Entries:
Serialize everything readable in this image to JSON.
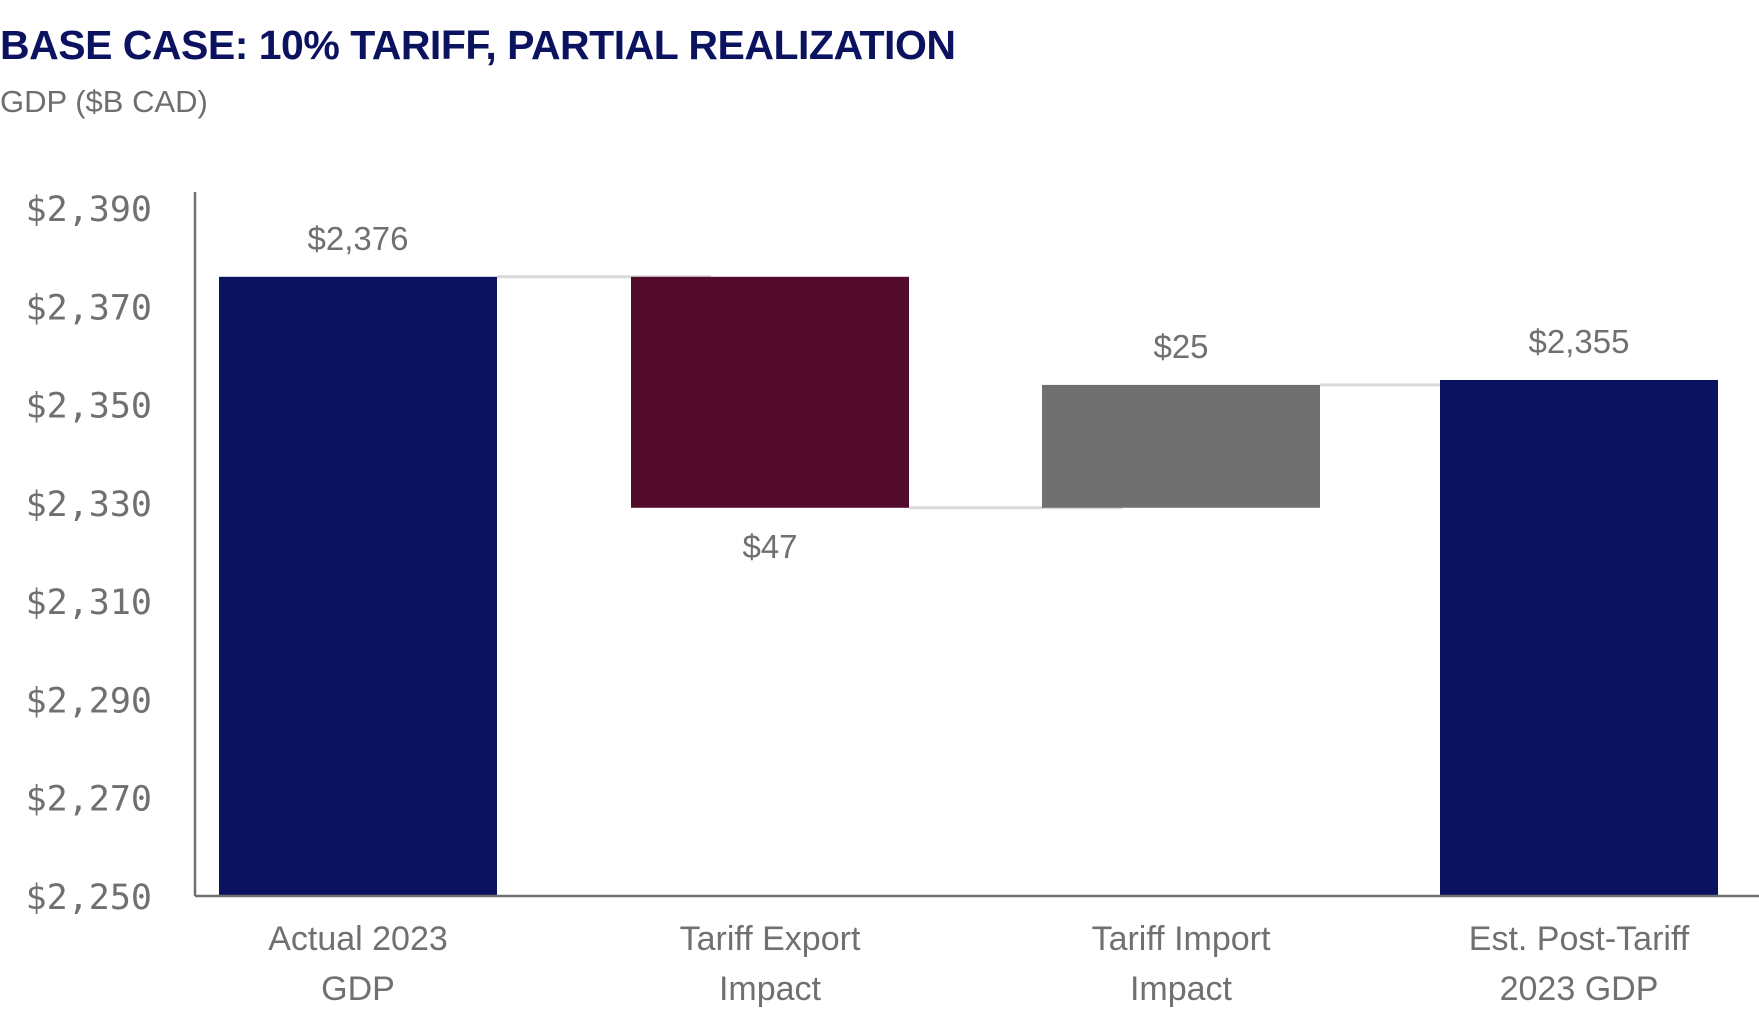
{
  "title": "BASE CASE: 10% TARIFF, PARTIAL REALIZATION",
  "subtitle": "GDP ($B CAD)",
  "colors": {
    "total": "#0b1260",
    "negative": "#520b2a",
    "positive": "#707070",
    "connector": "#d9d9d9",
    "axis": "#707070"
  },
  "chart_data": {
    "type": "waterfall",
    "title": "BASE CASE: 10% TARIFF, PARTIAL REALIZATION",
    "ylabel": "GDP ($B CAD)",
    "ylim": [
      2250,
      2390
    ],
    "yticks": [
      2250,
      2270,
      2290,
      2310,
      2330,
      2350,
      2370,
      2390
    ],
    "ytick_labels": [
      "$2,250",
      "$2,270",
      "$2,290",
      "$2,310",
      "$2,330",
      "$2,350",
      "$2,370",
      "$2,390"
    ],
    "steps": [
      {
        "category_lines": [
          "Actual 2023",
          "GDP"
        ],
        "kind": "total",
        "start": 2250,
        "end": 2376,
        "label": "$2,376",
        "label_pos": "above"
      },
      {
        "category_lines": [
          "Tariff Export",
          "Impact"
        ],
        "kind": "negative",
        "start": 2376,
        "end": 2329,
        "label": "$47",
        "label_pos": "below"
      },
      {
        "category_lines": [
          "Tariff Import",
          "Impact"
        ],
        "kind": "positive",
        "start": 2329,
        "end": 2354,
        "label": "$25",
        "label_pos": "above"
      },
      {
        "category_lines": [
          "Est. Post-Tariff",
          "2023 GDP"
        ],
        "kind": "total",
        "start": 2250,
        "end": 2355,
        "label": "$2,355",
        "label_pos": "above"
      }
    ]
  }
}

What you have to do: All of the lines above should be printed exactly, minus the pictures.

Answer for the task:
Serialize everything readable in this image to JSON.
{
  "title": "BASE CASE: 10% TARIFF, PARTIAL REALIZATION",
  "subtitle": "GDP ($B CAD)",
  "colors": {
    "total": "#0b1260",
    "negative": "#520b2a",
    "positive": "#707070",
    "connector": "#d9d9d9",
    "axis": "#707070"
  },
  "chart_data": {
    "type": "waterfall",
    "title": "BASE CASE: 10% TARIFF, PARTIAL REALIZATION",
    "ylabel": "GDP ($B CAD)",
    "ylim": [
      2250,
      2390
    ],
    "yticks": [
      2250,
      2270,
      2290,
      2310,
      2330,
      2350,
      2370,
      2390
    ],
    "ytick_labels": [
      "$2,250",
      "$2,270",
      "$2,290",
      "$2,310",
      "$2,330",
      "$2,350",
      "$2,370",
      "$2,390"
    ],
    "steps": [
      {
        "category_lines": [
          "Actual 2023",
          "GDP"
        ],
        "kind": "total",
        "start": 2250,
        "end": 2376,
        "label": "$2,376",
        "label_pos": "above"
      },
      {
        "category_lines": [
          "Tariff Export",
          "Impact"
        ],
        "kind": "negative",
        "start": 2376,
        "end": 2329,
        "label": "$47",
        "label_pos": "below"
      },
      {
        "category_lines": [
          "Tariff Import",
          "Impact"
        ],
        "kind": "positive",
        "start": 2329,
        "end": 2354,
        "label": "$25",
        "label_pos": "above"
      },
      {
        "category_lines": [
          "Est. Post-Tariff",
          "2023 GDP"
        ],
        "kind": "total",
        "start": 2250,
        "end": 2355,
        "label": "$2,355",
        "label_pos": "above"
      }
    ]
  }
}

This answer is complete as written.